Look through the lines below and extract any with the word "Toscano".

Dataset records:
========================================

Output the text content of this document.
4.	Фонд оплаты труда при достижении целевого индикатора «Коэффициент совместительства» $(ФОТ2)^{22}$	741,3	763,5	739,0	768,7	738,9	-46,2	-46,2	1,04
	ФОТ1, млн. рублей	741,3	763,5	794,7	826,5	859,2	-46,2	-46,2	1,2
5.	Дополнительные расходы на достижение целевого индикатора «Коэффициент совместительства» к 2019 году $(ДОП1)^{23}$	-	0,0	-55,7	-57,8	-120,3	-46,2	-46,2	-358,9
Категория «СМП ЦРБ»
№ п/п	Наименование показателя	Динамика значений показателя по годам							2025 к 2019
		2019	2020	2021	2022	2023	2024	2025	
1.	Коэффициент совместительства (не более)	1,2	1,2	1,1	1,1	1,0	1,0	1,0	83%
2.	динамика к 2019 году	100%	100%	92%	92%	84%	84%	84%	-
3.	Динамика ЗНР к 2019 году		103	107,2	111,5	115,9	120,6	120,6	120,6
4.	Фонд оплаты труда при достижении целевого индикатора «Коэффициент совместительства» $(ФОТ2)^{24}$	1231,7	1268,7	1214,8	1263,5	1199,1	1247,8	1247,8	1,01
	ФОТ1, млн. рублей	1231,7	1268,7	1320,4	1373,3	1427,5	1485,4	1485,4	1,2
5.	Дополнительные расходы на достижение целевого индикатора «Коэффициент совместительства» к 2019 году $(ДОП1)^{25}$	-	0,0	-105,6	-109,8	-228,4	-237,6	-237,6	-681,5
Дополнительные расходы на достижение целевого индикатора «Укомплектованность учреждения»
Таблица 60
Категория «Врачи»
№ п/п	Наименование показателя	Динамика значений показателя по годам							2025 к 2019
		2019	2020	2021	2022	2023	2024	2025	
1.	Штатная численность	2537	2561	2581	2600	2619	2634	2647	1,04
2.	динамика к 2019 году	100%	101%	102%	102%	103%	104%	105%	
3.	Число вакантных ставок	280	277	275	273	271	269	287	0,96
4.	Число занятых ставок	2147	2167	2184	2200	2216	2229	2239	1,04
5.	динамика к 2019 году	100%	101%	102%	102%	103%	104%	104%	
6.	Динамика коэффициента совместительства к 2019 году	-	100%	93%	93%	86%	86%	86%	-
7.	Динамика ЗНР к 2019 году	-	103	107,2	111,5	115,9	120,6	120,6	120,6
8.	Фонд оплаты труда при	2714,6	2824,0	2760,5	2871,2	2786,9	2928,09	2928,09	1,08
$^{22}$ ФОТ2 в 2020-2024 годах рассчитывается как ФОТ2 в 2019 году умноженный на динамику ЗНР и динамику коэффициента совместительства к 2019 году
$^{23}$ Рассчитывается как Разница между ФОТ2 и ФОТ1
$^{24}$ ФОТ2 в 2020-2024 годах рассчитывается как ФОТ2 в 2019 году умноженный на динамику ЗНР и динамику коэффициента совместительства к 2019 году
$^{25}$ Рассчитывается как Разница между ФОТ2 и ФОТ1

========================================

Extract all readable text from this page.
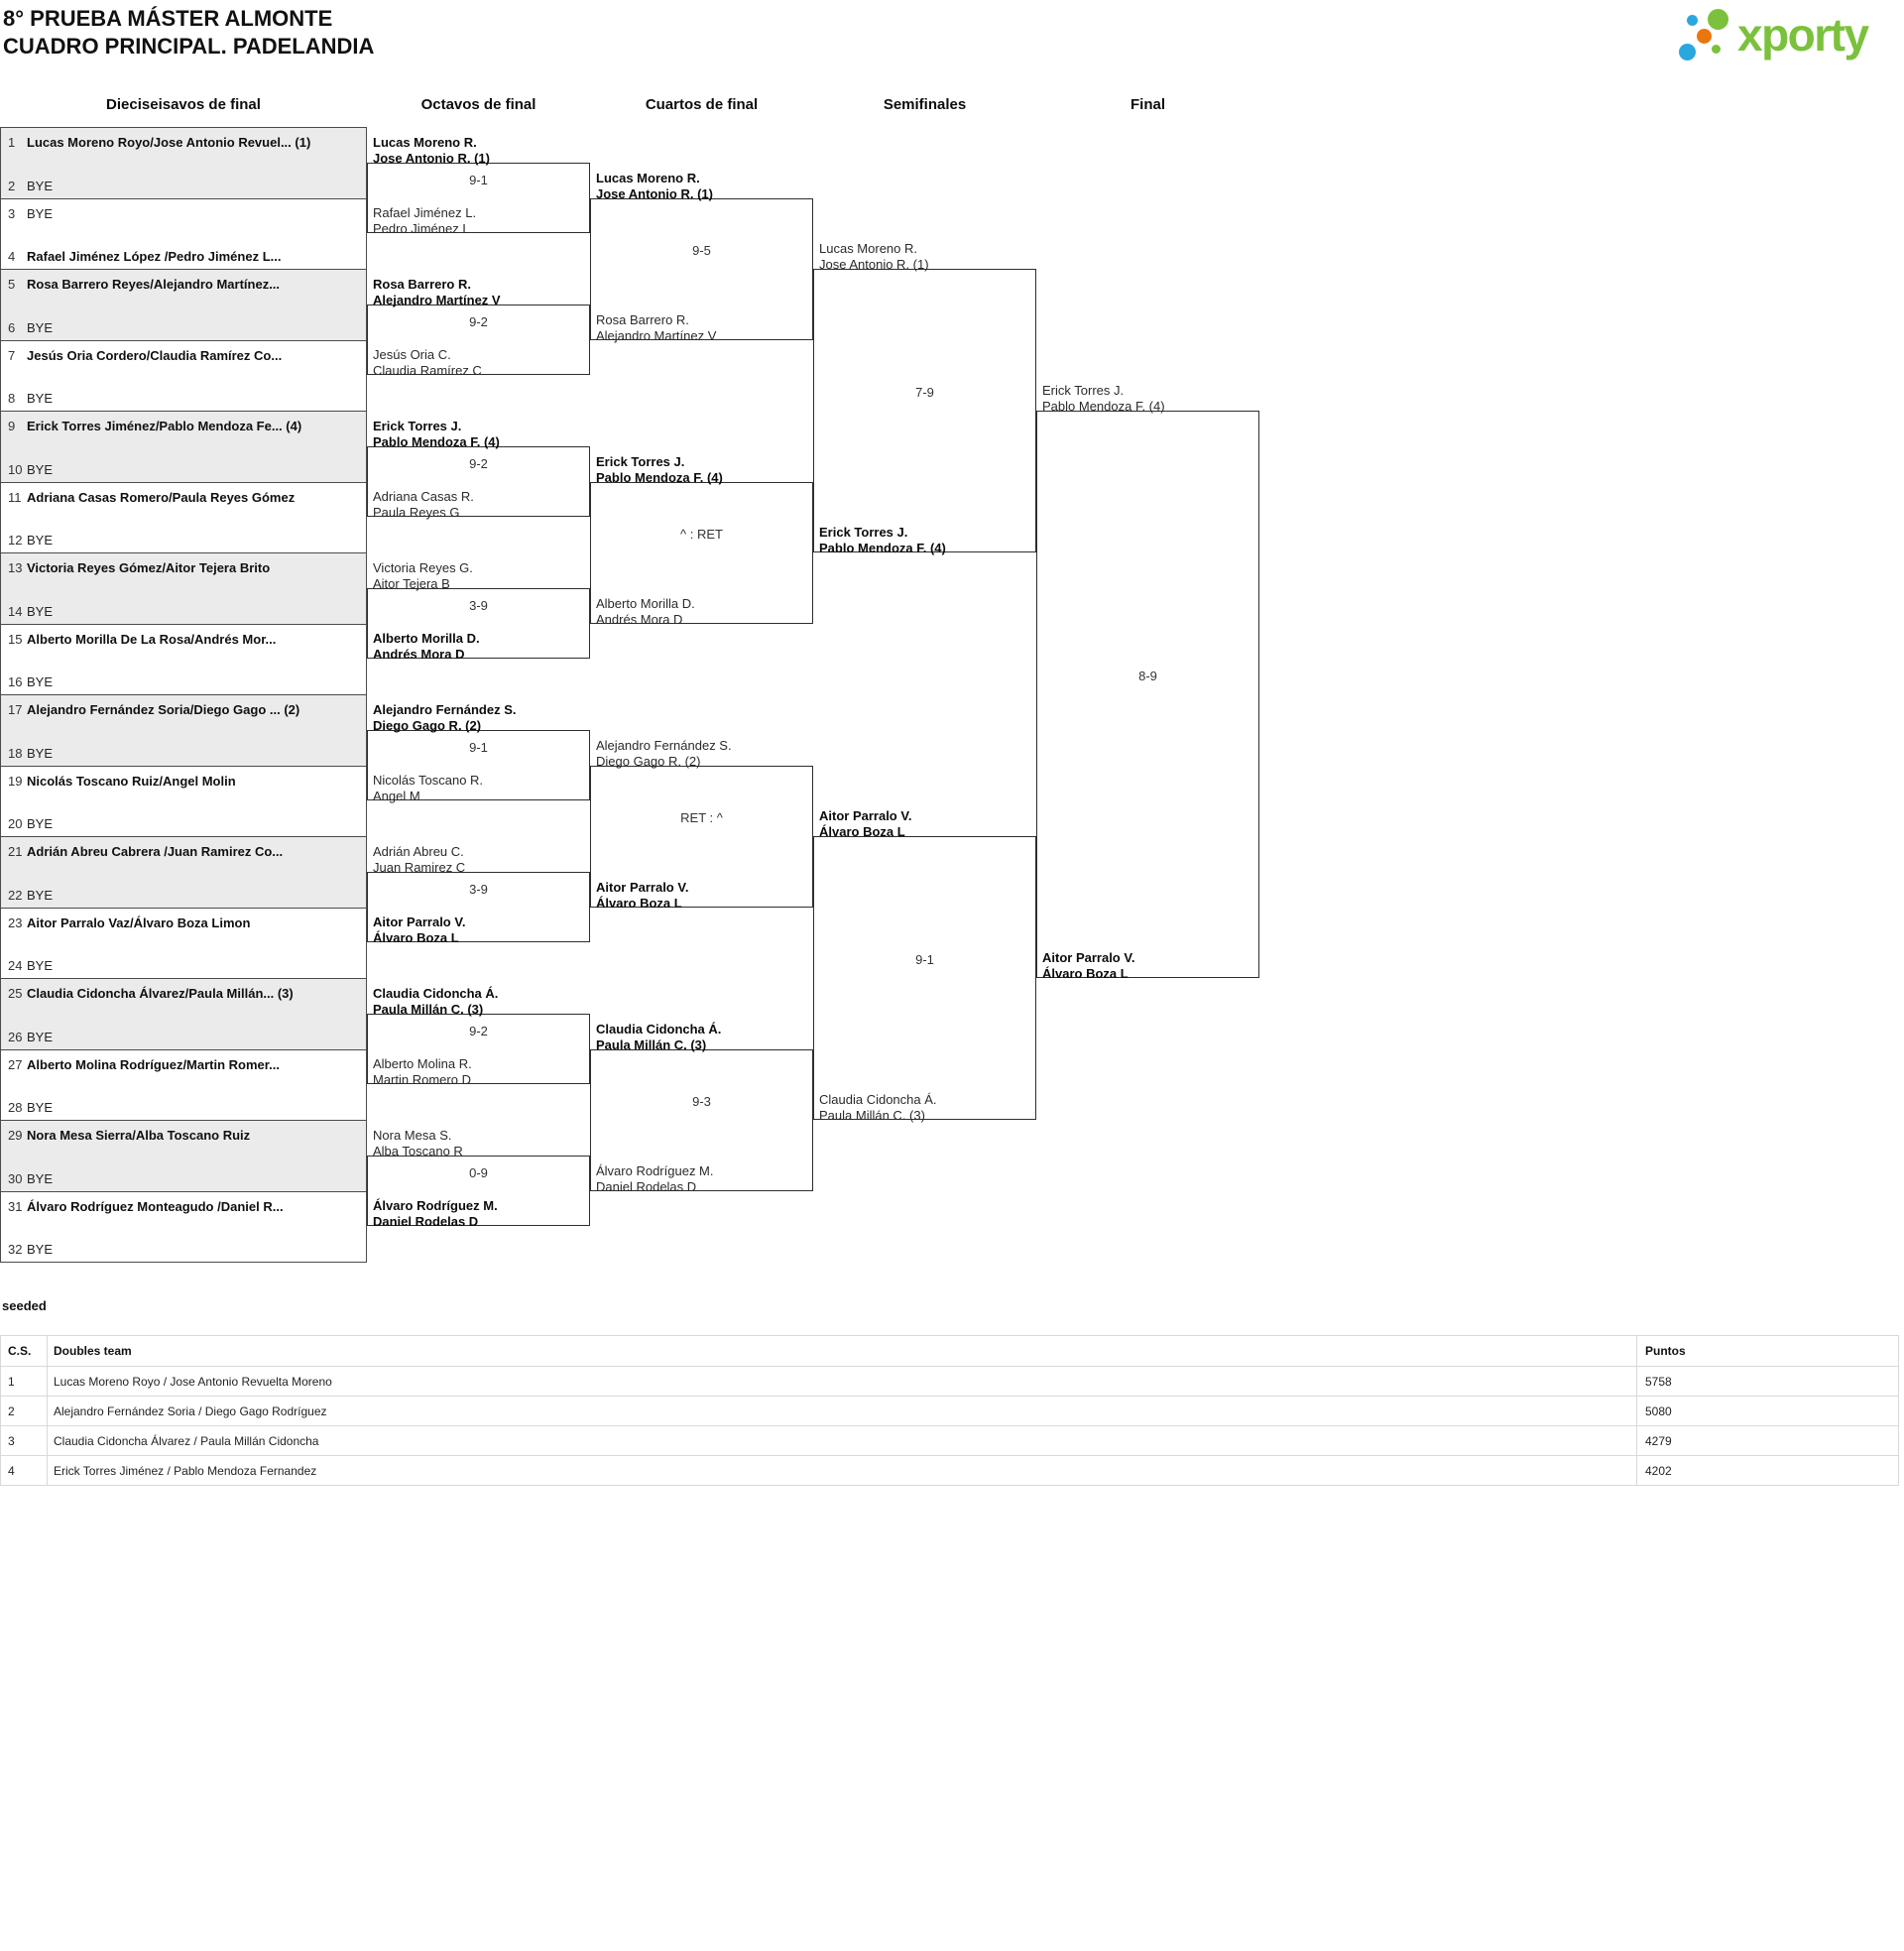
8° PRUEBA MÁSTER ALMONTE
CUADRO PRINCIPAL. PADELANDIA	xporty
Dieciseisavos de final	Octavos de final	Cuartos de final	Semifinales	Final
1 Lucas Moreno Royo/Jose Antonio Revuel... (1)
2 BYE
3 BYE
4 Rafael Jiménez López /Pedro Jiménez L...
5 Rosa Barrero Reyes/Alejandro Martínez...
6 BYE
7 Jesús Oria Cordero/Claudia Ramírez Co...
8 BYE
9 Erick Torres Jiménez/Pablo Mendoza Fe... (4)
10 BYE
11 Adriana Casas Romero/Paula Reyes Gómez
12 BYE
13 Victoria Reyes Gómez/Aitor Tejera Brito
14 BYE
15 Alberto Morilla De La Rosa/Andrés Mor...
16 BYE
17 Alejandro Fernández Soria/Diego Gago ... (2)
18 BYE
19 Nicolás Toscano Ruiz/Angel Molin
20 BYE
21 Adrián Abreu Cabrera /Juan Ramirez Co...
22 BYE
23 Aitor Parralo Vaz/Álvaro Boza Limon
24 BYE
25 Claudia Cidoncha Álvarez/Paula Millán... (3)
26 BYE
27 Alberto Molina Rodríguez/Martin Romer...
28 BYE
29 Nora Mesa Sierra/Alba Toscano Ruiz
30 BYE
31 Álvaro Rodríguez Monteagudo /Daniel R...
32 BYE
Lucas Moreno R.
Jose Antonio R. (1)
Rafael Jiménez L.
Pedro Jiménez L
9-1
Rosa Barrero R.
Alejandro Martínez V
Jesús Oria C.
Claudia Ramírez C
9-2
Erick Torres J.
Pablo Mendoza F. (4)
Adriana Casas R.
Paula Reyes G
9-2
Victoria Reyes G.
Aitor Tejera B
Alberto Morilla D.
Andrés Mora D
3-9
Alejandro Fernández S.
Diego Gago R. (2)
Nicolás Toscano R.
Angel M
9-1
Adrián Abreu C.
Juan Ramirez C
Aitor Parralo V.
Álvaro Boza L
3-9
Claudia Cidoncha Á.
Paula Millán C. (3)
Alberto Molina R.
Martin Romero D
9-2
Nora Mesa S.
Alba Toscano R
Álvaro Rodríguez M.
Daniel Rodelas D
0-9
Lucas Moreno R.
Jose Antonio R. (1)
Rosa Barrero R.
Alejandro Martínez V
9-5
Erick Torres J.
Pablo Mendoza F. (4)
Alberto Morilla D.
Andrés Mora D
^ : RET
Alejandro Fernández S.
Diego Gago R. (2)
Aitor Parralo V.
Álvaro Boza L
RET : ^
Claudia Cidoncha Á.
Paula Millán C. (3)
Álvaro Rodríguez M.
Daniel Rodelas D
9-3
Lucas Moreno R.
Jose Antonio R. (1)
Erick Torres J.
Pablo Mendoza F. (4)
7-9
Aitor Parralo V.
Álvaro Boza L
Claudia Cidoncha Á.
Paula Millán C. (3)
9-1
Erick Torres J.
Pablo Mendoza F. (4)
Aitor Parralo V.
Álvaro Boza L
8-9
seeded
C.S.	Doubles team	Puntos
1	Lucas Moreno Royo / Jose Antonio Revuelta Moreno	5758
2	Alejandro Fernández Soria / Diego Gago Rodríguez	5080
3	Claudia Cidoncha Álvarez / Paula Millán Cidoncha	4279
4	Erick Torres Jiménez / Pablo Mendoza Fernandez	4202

========================================

**SOLUTION TO THE EXERCISE**
19 Nicolás Toscano Ruiz/Angel Molin
29 Nora Mesa Sierra/Alba Toscano Ruiz
Nicolás Toscano R.
Alba Toscano R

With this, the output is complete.